### Problem to work on
From the listing, collect all lines containing the word "object".

### Items
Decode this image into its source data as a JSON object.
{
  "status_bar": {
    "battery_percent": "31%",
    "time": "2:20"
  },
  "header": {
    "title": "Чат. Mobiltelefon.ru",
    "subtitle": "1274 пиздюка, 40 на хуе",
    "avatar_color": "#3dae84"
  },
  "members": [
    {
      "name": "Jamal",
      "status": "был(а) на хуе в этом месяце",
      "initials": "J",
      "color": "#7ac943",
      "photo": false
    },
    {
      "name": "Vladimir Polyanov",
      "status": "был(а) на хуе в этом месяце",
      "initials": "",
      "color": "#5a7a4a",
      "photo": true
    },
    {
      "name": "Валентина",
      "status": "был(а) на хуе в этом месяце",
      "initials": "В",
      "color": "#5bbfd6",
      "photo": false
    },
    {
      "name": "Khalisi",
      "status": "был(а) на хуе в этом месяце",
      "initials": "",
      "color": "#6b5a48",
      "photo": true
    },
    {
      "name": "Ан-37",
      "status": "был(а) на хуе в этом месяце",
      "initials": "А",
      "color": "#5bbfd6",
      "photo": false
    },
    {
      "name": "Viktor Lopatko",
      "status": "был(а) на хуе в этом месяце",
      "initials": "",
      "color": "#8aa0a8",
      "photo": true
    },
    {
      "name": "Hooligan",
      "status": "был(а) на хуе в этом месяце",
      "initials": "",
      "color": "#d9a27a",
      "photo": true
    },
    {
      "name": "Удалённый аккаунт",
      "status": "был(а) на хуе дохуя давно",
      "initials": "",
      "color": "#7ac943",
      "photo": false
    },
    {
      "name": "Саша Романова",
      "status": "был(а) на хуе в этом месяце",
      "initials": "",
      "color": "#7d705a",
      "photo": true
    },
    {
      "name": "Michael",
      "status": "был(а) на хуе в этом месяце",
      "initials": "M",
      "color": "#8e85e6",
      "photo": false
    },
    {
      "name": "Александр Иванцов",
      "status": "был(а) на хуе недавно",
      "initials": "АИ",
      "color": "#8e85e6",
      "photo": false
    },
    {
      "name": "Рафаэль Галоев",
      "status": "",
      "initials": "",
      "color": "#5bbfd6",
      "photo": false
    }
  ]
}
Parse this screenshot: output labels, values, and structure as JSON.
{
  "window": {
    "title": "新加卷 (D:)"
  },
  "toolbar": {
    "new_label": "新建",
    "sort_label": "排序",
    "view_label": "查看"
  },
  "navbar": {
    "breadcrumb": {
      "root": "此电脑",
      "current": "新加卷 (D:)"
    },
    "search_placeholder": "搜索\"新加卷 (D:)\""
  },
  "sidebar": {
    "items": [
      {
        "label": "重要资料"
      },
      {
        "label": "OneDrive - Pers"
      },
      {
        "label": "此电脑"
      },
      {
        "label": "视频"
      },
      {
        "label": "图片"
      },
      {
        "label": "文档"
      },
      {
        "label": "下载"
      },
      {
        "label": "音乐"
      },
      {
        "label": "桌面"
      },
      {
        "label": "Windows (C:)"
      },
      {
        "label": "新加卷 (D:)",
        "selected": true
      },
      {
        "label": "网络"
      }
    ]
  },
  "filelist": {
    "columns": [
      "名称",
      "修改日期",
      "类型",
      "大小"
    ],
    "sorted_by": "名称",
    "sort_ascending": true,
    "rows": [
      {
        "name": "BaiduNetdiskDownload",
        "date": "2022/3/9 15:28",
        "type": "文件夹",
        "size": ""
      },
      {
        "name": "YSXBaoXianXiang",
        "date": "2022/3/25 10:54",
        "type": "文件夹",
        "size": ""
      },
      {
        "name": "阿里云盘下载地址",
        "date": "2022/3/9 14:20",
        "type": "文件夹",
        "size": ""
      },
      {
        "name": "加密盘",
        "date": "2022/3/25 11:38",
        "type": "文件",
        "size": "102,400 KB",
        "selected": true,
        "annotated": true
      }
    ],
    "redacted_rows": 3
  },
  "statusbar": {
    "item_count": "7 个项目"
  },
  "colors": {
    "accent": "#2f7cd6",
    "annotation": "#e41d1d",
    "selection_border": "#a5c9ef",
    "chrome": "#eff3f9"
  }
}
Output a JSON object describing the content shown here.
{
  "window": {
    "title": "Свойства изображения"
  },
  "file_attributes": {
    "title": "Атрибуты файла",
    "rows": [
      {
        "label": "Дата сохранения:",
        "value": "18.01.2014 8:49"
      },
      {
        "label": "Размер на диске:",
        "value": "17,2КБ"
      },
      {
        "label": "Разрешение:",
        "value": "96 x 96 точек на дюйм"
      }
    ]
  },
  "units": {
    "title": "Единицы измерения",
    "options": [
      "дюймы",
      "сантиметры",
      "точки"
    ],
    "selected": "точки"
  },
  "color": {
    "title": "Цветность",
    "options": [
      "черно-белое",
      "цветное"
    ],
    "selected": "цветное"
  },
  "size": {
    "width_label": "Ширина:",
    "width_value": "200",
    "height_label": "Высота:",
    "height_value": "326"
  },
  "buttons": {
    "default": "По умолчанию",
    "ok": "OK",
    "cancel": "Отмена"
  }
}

### Answer to the exercise
Decode this image into its source data as a JSON object.
Output a JSON object describing the content shown here.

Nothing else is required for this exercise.